## WHAT THE TASK REQUIRES
Set the data down again, exactly as it reads, but without the pictures.
— begin DATA SUPPLIED —
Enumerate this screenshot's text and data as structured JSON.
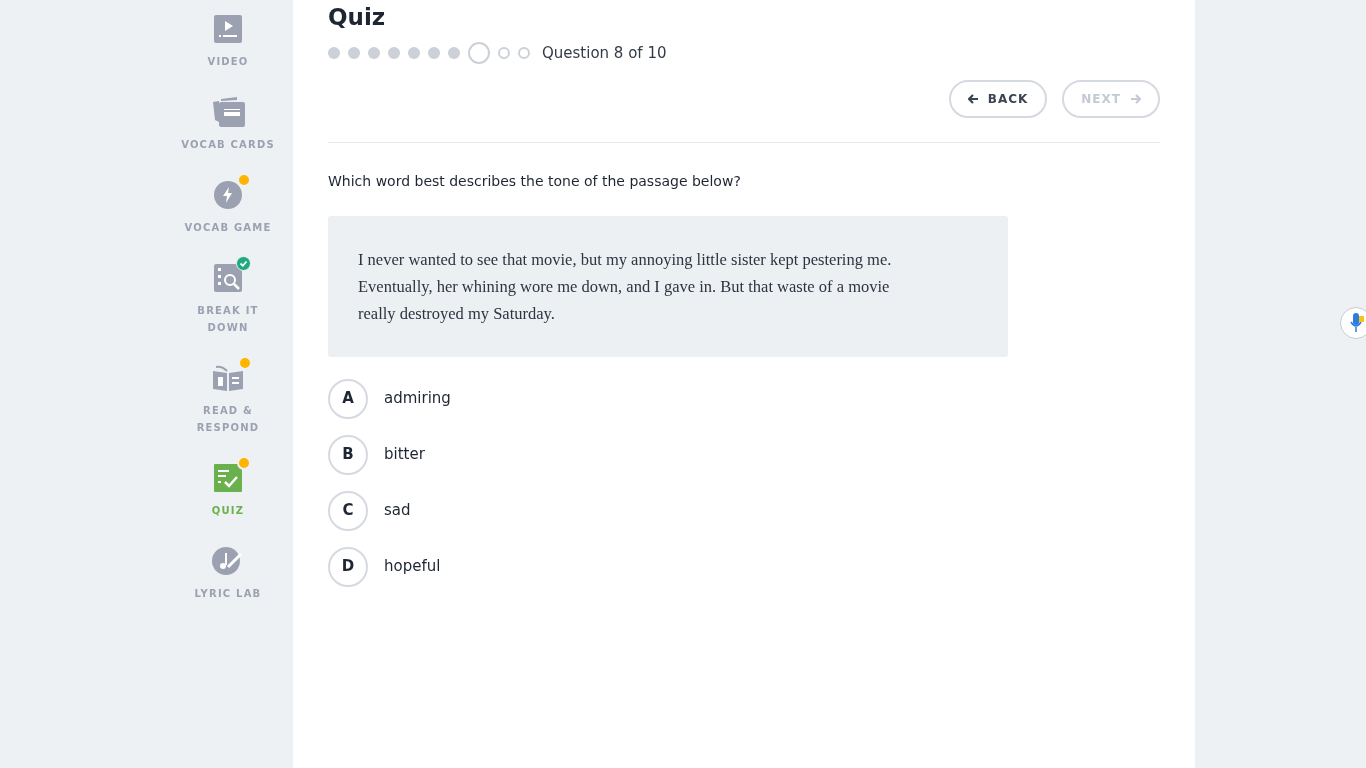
{
  "sidebar": {
    "items": [
      {
        "label": "VIDEO",
        "kind": "video",
        "notification": false,
        "completed": false,
        "selected": false
      },
      {
        "label": "VOCAB CARDS",
        "kind": "cards",
        "notification": false,
        "completed": false,
        "selected": false
      },
      {
        "label": "VOCAB GAME",
        "kind": "bolt",
        "notification": true,
        "completed": false,
        "selected": false
      },
      {
        "label": "BREAK IT DOWN",
        "kind": "search",
        "notification": false,
        "completed": true,
        "selected": false
      },
      {
        "label": "READ & RESPOND",
        "kind": "book",
        "notification": true,
        "completed": false,
        "selected": false
      },
      {
        "label": "QUIZ",
        "kind": "quiz",
        "notification": true,
        "completed": false,
        "selected": true
      },
      {
        "label": "LYRIC LAB",
        "kind": "music",
        "notification": false,
        "completed": false,
        "selected": false
      }
    ]
  },
  "quiz": {
    "title": "Quiz",
    "progress": [
      {
        "kind": "done"
      },
      {
        "kind": "done"
      },
      {
        "kind": "done"
      },
      {
        "kind": "done"
      },
      {
        "kind": "done"
      },
      {
        "kind": "done"
      },
      {
        "kind": "done"
      },
      {
        "kind": "current"
      },
      {
        "kind": "upcoming"
      },
      {
        "kind": "upcoming"
      }
    ],
    "progress_label": "Question 8 of 10",
    "back": {
      "label": "BACK",
      "disabled": false
    },
    "next": {
      "label": "NEXT",
      "disabled": true
    },
    "question": "Which word best describes the tone of the passage below?",
    "passage": "I never wanted to see that movie, but my annoying little sister kept pestering me. Eventually, her whining wore me down, and I gave in. But that waste of a movie really destroyed my Saturday.",
    "options": [
      {
        "letter": "A",
        "text": "admiring",
        "selected": false
      },
      {
        "letter": "B",
        "text": "bitter",
        "selected": false
      },
      {
        "letter": "C",
        "text": "sad",
        "selected": false
      },
      {
        "letter": "D",
        "text": "hopeful",
        "selected": false
      }
    ]
  }
}
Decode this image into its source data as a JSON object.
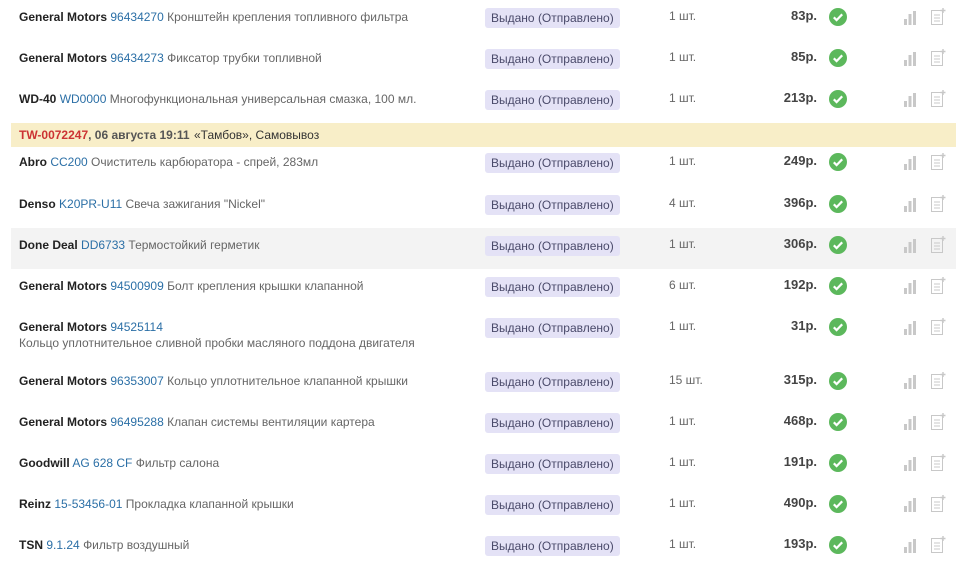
{
  "accent": {
    "ok_green": "#5cb85c",
    "badge_bg": "#e4e2f6",
    "order_bg": "#f8eec8",
    "order_num": "#cc3333",
    "link": "#2b6fa6"
  },
  "icons": {
    "ok": "check-circle-icon",
    "stats": "bar-chart-icon",
    "note": "add-note-icon"
  },
  "group1": [
    {
      "brand": "General Motors",
      "article": "96434270",
      "name": "Кронштейн крепления топливного фильтра",
      "status": "Выдано (Отправлено)",
      "qty": "1 шт.",
      "price": "83р."
    },
    {
      "brand": "General Motors",
      "article": "96434273",
      "name": "Фиксатор трубки топливной",
      "status": "Выдано (Отправлено)",
      "qty": "1 шт.",
      "price": "85р."
    },
    {
      "brand": "WD-40",
      "article": "WD0000",
      "name": "Многофункциональная универсальная смазка, 100 мл.",
      "status": "Выдано (Отправлено)",
      "qty": "1 шт.",
      "price": "213р."
    }
  ],
  "order": {
    "number": "TW-0072247",
    "date": ", 06 августа 19:11",
    "shop": "«Тамбов», Самовывоз"
  },
  "group2": [
    {
      "brand": "Abro",
      "article": "CC200",
      "name": "Очиститель карбюратора - спрей, 283мл",
      "status": "Выдано (Отправлено)",
      "qty": "1 шт.",
      "price": "249р."
    },
    {
      "brand": "Denso",
      "article": "K20PR-U11",
      "name": "Свеча зажигания \"Nickel\"",
      "status": "Выдано (Отправлено)",
      "qty": "4 шт.",
      "price": "396р."
    },
    {
      "brand": "Done Deal",
      "article": "DD6733",
      "name": "Термостойкий герметик",
      "status": "Выдано (Отправлено)",
      "qty": "1 шт.",
      "price": "306р."
    },
    {
      "brand": "General Motors",
      "article": "94500909",
      "name": "Болт крепления крышки клапанной",
      "status": "Выдано (Отправлено)",
      "qty": "6 шт.",
      "price": "192р."
    },
    {
      "brand": "General Motors",
      "article": "94525114",
      "name": "Кольцо уплотнительное сливной пробки масляного поддона двигателя",
      "status": "Выдано (Отправлено)",
      "qty": "1 шт.",
      "price": "31р."
    },
    {
      "brand": "General Motors",
      "article": "96353007",
      "name": "Кольцо уплотнительное клапанной крышки",
      "status": "Выдано (Отправлено)",
      "qty": "15 шт.",
      "price": "315р."
    },
    {
      "brand": "General Motors",
      "article": "96495288",
      "name": "Клапан системы вентиляции картера",
      "status": "Выдано (Отправлено)",
      "qty": "1 шт.",
      "price": "468р."
    },
    {
      "brand": "Goodwill",
      "article": "AG 628 CF",
      "name": "Фильтр салона",
      "status": "Выдано (Отправлено)",
      "qty": "1 шт.",
      "price": "191р."
    },
    {
      "brand": "Reinz",
      "article": "15-53456-01",
      "name": "Прокладка клапанной крышки",
      "status": "Выдано (Отправлено)",
      "qty": "1 шт.",
      "price": "490р."
    },
    {
      "brand": "TSN",
      "article": "9.1.24",
      "name": "Фильтр воздушный",
      "status": "Выдано (Отправлено)",
      "qty": "1 шт.",
      "price": "193р."
    }
  ]
}
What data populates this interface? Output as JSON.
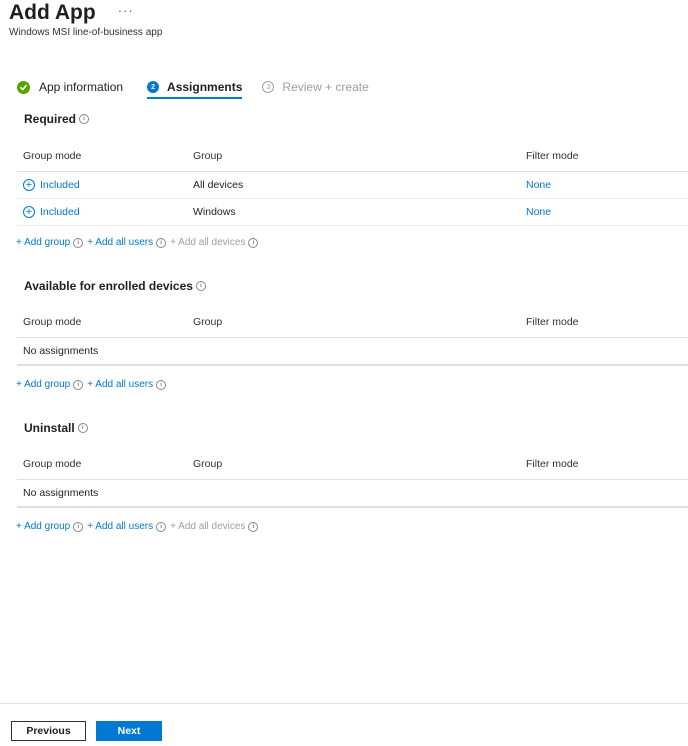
{
  "header": {
    "title": "Add App",
    "ellipsis": "···",
    "subtitle": "Windows MSI line-of-business app"
  },
  "steps": [
    {
      "label": "App information",
      "state": "done",
      "number": "1"
    },
    {
      "label": "Assignments",
      "state": "active",
      "number": "2"
    },
    {
      "label": "Review + create",
      "state": "pending",
      "number": "3"
    }
  ],
  "columns": {
    "group_mode": "Group mode",
    "group": "Group",
    "filter_mode": "Filter mode"
  },
  "sections": {
    "required": {
      "title": "Required",
      "rows": [
        {
          "mode": "Included",
          "group": "All devices",
          "filter": "None"
        },
        {
          "mode": "Included",
          "group": "Windows",
          "filter": "None"
        }
      ]
    },
    "available": {
      "title": "Available for enrolled devices",
      "empty": "No assignments"
    },
    "uninstall": {
      "title": "Uninstall",
      "empty": "No assignments"
    }
  },
  "actions": {
    "add_group": "+ Add group",
    "add_all_users": "+ Add all users",
    "add_all_devices": "+ Add all devices"
  },
  "footer": {
    "previous": "Previous",
    "next": "Next"
  },
  "colors": {
    "accent": "#0078d4",
    "success": "#57a300",
    "disabled": "#a19f9d"
  }
}
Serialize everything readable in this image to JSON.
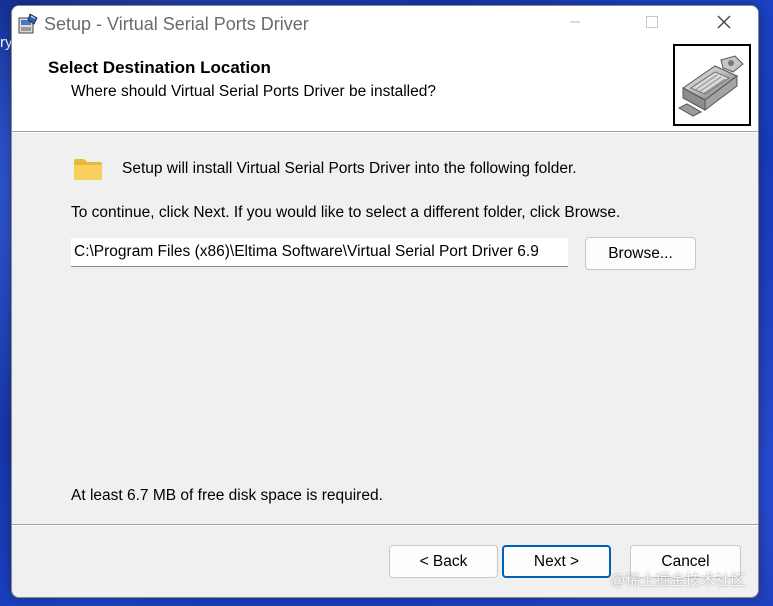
— end DATA SUPPLIED —
## RESULT FOR THIS EXERCISE
Enumerate this screenshot's text and data as structured JSON.
{
  "sidebar": {
    "items": [
      {
        "label": "VIDEO",
        "kind": "video",
        "notification": false,
        "completed": false,
        "selected": false
      },
      {
        "label": "VOCAB CARDS",
        "kind": "cards",
        "notification": false,
        "completed": false,
        "selected": false
      },
      {
        "label": "VOCAB GAME",
        "kind": "bolt",
        "notification": true,
        "completed": false,
        "selected": false
      },
      {
        "label": "BREAK IT DOWN",
        "kind": "search",
        "notification": false,
        "completed": true,
        "selected": false
      },
      {
        "label": "READ & RESPOND",
        "kind": "book",
        "notification": true,
        "completed": false,
        "selected": false
      },
      {
        "label": "QUIZ",
        "kind": "quiz",
        "notification": true,
        "completed": false,
        "selected": true
      },
      {
        "label": "LYRIC LAB",
        "kind": "music",
        "notification": false,
        "completed": false,
        "selected": false
      }
    ]
  },
  "quiz": {
    "title": "Quiz",
    "progress": [
      {
        "kind": "done"
      },
      {
        "kind": "done"
      },
      {
        "kind": "done"
      },
      {
        "kind": "done"
      },
      {
        "kind": "done"
      },
      {
        "kind": "done"
      },
      {
        "kind": "done"
      },
      {
        "kind": "current"
      },
      {
        "kind": "upcoming"
      },
      {
        "kind": "upcoming"
      }
    ],
    "progress_label": "Question 8 of 10",
    "back": {
      "label": "BACK",
      "disabled": false
    },
    "next": {
      "label": "NEXT",
      "disabled": true
    },
    "question": "Which word best describes the tone of the passage below?",
    "passage": "I never wanted to see that movie, but my annoying little sister kept pestering me. Eventually, her whining wore me down, and I gave in. But that waste of a movie really destroyed my Saturday.",
    "options": [
      {
        "letter": "A",
        "text": "admiring",
        "selected": false
      },
      {
        "letter": "B",
        "text": "bitter",
        "selected": false
      },
      {
        "letter": "C",
        "text": "sad",
        "selected": false
      },
      {
        "letter": "D",
        "text": "hopeful",
        "selected": false
      }
    ]
  }
}
Decode this image into its source data as a JSON object.
{
  "accent": {
    "ok_green": "#5cb85c",
    "badge_bg": "#e4e2f6",
    "order_bg": "#f8eec8",
    "order_num": "#cc3333",
    "link": "#2b6fa6"
  },
  "icons": {
    "ok": "check-circle-icon",
    "stats": "bar-chart-icon",
    "note": "add-note-icon"
  },
  "group1": [
    {
      "brand": "General Motors",
      "article": "96434270",
      "name": "Кронштейн крепления топливного фильтра",
      "status": "Выдано (Отправлено)",
      "qty": "1 шт.",
      "price": "83р."
    },
    {
      "brand": "General Motors",
      "article": "96434273",
      "name": "Фиксатор трубки топливной",
      "status": "Выдано (Отправлено)",
      "qty": "1 шт.",
      "price": "85р."
    },
    {
      "brand": "WD-40",
      "article": "WD0000",
      "name": "Многофункциональная универсальная смазка, 100 мл.",
      "status": "Выдано (Отправлено)",
      "qty": "1 шт.",
      "price": "213р."
    }
  ],
  "order": {
    "number": "TW-0072247",
    "date": ", 06 августа 19:11",
    "shop": "«Тамбов», Самовывоз"
  },
  "group2": [
    {
      "brand": "Abro",
      "article": "CC200",
      "name": "Очиститель карбюратора - спрей, 283мл",
      "status": "Выдано (Отправлено)",
      "qty": "1 шт.",
      "price": "249р."
    },
    {
      "brand": "Denso",
      "article": "K20PR-U11",
      "name": "Свеча зажигания \"Nickel\"",
      "status": "Выдано (Отправлено)",
      "qty": "4 шт.",
      "price": "396р."
    },
    {
      "brand": "Done Deal",
      "article": "DD6733",
      "name": "Термостойкий герметик",
      "status": "Выдано (Отправлено)",
      "qty": "1 шт.",
      "price": "306р."
    },
    {
      "brand": "General Motors",
      "article": "94500909",
      "name": "Болт крепления крышки клапанной",
      "status": "Выдано (Отправлено)",
      "qty": "6 шт.",
      "price": "192р."
    },
    {
      "brand": "General Motors",
      "article": "94525114",
      "name": "Кольцо уплотнительное сливной пробки масляного поддона двигателя",
      "status": "Выдано (Отправлено)",
      "qty": "1 шт.",
      "price": "31р."
    },
    {
      "brand": "General Motors",
      "article": "96353007",
      "name": "Кольцо уплотнительное клапанной крышки",
      "status": "Выдано (Отправлено)",
      "qty": "15 шт.",
      "price": "315р."
    },
    {
      "brand": "General Motors",
      "article": "96495288",
      "name": "Клапан системы вентиляции картера",
      "status": "Выдано (Отправлено)",
      "qty": "1 шт.",
      "price": "468р."
    },
    {
      "brand": "Goodwill",
      "article": "AG 628 CF",
      "name": "Фильтр салона",
      "status": "Выдано (Отправлено)",
      "qty": "1 шт.",
      "price": "191р."
    },
    {
      "brand": "Reinz",
      "article": "15-53456-01",
      "name": "Прокладка клапанной крышки",
      "status": "Выдано (Отправлено)",
      "qty": "1 шт.",
      "price": "490р."
    },
    {
      "brand": "TSN",
      "article": "9.1.24",
      "name": "Фильтр воздушный",
      "status": "Выдано (Отправлено)",
      "qty": "1 шт.",
      "price": "193р."
    }
  ]
}
What data populates this interface? Output as JSON.
{
  "header": {
    "title": "Add App",
    "ellipsis": "···",
    "subtitle": "Windows MSI line-of-business app"
  },
  "steps": [
    {
      "label": "App information",
      "state": "done",
      "number": "1"
    },
    {
      "label": "Assignments",
      "state": "active",
      "number": "2"
    },
    {
      "label": "Review + create",
      "state": "pending",
      "number": "3"
    }
  ],
  "columns": {
    "group_mode": "Group mode",
    "group": "Group",
    "filter_mode": "Filter mode"
  },
  "sections": {
    "required": {
      "title": "Required",
      "rows": [
        {
          "mode": "Included",
          "group": "All devices",
          "filter": "None"
        },
        {
          "mode": "Included",
          "group": "Windows",
          "filter": "None"
        }
      ]
    },
    "available": {
      "title": "Available for enrolled devices",
      "empty": "No assignments"
    },
    "uninstall": {
      "title": "Uninstall",
      "empty": "No assignments"
    }
  },
  "actions": {
    "add_group": "+ Add group",
    "add_all_users": "+ Add all users",
    "add_all_devices": "+ Add all devices"
  },
  "footer": {
    "previous": "Previous",
    "next": "Next"
  },
  "colors": {
    "accent": "#0078d4",
    "success": "#57a300",
    "disabled": "#a19f9d"
  }
}
Serialize everything readable in this image to JSON.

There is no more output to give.